Quoted passage =>
- - - -
9. Recycled oil mentioned in item 5 or 6 that has been blended with a petroleum product that meets the criteria mentioned in Schedule 2.


3.40      Most of the companies in this industry are small to medium sized businesses, with the exception of Transpacific Industries, which is a national company.

3.41      Mr Pullinger of the Australian Oil Recyclers Association (AORA) told the Committee that the proposed changes would threaten the future of the industry:

From a social perspective, the industry employs in excess of 400 people directly in all states of Australia. Nearly all of these people are employed in small- to medium-sized enterprises. They collect used oil in capital cities but, more importantly, in rural, regional and remote areas of Australia.

The changes to the Excise Act as currently proposed will severely affect the ability and viability of oil recyclers and collectors to survive in business and to continue and collect trade in used oil. It will also put in jeopardy the government’s goal and strategy of taking used oil out of the environment.[44]

3.42      Several aspects of the Bills appear to be of concern to this industry. In common with many of the other groups that made submissions to the inquiry, the major issue appears to be the increased cash flow requirements imposed by the imposition of excise on the supplied product. Also of major concern are expected difficulties in selling the product in competition with alternatives such as gas if the price that must be charged rises. This may make the industry less viable and if the fears of the industry are realised, potentially cause some companies to cease operations.

3.43      Suppliers of the product will in future be required to pay excise of 38.143 cents per litre, although this excise is to be recovered under the proposed fuel tax credits scheme, as burner fuels are to be excise exempt. A significant issue, as for other sectors, is the delay in receiving the money back.

3.44      For some sellers of the product, the requirement to add an excise component will add significantly to the price, at least until the excise is recovered, as the product price in some instances is quite low. Mr Pullinger told the Committee that a recycler will sell a filtered, dewatered product for 16.5 cents per litre including GST, but under the new regime the price increases to 58.5 cents per litre.[45] This change may add significantly to cash flow requirements. Mr Grundell of Transpacific Industries told the Committee that:

There are cash flow implications. To give you an idea of the quantum in terms of the Transpacific group, we are currently picking up between 60 and 70 per cent of all the used oil across Australia. Looking at that in isolation, the impost on our business is going to be to the tune of $800,000 on a weekly basis that we have to fund and find.
- - - -
Dataset content =>

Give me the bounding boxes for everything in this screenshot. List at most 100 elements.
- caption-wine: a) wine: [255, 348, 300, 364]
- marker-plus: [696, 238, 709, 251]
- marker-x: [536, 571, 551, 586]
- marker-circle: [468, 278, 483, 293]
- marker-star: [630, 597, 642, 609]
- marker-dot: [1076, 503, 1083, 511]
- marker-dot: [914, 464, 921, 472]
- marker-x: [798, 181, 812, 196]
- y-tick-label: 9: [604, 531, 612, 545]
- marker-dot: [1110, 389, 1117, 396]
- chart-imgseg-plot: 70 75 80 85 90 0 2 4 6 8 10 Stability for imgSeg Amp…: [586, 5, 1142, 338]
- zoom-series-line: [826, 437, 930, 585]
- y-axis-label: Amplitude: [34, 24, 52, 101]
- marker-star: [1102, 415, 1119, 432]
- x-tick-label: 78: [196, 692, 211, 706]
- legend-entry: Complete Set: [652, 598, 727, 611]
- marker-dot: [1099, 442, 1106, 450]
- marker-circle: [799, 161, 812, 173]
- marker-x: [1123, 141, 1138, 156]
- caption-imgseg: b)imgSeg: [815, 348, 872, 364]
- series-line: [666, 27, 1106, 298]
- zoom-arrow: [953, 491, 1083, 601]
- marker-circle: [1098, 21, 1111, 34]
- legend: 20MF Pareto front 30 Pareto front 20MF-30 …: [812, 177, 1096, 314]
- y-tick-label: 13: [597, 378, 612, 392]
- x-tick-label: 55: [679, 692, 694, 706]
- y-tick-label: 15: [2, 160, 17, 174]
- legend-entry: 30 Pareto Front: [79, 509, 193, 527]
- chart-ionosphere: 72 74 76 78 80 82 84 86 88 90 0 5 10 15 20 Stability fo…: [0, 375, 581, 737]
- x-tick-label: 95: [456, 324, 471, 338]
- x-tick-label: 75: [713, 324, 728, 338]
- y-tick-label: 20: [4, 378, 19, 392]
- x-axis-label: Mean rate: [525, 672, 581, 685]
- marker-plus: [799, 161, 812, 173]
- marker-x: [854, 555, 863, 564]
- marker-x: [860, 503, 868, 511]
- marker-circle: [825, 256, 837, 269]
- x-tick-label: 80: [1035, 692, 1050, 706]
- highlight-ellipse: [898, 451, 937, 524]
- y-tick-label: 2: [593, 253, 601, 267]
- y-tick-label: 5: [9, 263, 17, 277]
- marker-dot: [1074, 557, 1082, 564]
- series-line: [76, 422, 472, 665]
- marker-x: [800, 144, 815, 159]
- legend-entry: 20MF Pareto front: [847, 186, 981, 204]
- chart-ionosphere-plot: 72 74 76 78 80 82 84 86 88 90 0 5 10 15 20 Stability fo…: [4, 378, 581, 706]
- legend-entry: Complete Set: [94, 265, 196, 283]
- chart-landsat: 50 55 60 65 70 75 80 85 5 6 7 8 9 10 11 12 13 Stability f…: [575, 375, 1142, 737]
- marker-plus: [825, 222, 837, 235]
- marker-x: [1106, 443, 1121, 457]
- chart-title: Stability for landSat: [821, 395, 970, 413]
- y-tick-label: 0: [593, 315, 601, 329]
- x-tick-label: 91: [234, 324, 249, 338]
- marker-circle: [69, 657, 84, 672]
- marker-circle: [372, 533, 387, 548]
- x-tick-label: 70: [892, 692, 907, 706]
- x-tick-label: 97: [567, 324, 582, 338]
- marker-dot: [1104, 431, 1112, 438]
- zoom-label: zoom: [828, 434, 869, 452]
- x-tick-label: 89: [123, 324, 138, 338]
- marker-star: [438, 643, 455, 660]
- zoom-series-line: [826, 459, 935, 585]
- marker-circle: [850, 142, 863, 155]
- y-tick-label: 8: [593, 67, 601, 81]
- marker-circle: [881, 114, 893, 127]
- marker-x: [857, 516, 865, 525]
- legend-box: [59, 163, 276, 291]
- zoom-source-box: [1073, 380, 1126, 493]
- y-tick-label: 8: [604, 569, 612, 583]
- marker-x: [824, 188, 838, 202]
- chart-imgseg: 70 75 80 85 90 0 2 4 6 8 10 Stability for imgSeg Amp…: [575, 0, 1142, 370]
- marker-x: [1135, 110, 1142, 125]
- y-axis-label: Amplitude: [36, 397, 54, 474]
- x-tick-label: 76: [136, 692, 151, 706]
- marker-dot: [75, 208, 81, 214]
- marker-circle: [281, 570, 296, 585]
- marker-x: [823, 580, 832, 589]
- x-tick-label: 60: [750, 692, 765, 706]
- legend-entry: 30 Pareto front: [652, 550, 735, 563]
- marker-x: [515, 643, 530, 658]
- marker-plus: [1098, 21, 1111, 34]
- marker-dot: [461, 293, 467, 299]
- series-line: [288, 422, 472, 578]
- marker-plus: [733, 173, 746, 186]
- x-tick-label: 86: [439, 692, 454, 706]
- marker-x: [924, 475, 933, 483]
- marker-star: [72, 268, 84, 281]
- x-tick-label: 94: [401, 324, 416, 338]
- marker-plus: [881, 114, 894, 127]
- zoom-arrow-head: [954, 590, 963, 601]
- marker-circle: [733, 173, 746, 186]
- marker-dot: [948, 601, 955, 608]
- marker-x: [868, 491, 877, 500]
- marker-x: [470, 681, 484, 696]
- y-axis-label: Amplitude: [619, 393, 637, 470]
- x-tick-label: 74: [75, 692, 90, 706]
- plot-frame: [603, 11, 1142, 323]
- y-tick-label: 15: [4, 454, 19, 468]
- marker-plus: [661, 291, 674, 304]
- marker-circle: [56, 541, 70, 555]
- - - -
Exercise instructions =>
In the passage on used-oil recyclers, how many people does the industry employ directly, according to Mr Pullinger?

Response to this task =>
More than 400 people, in all states of Australia.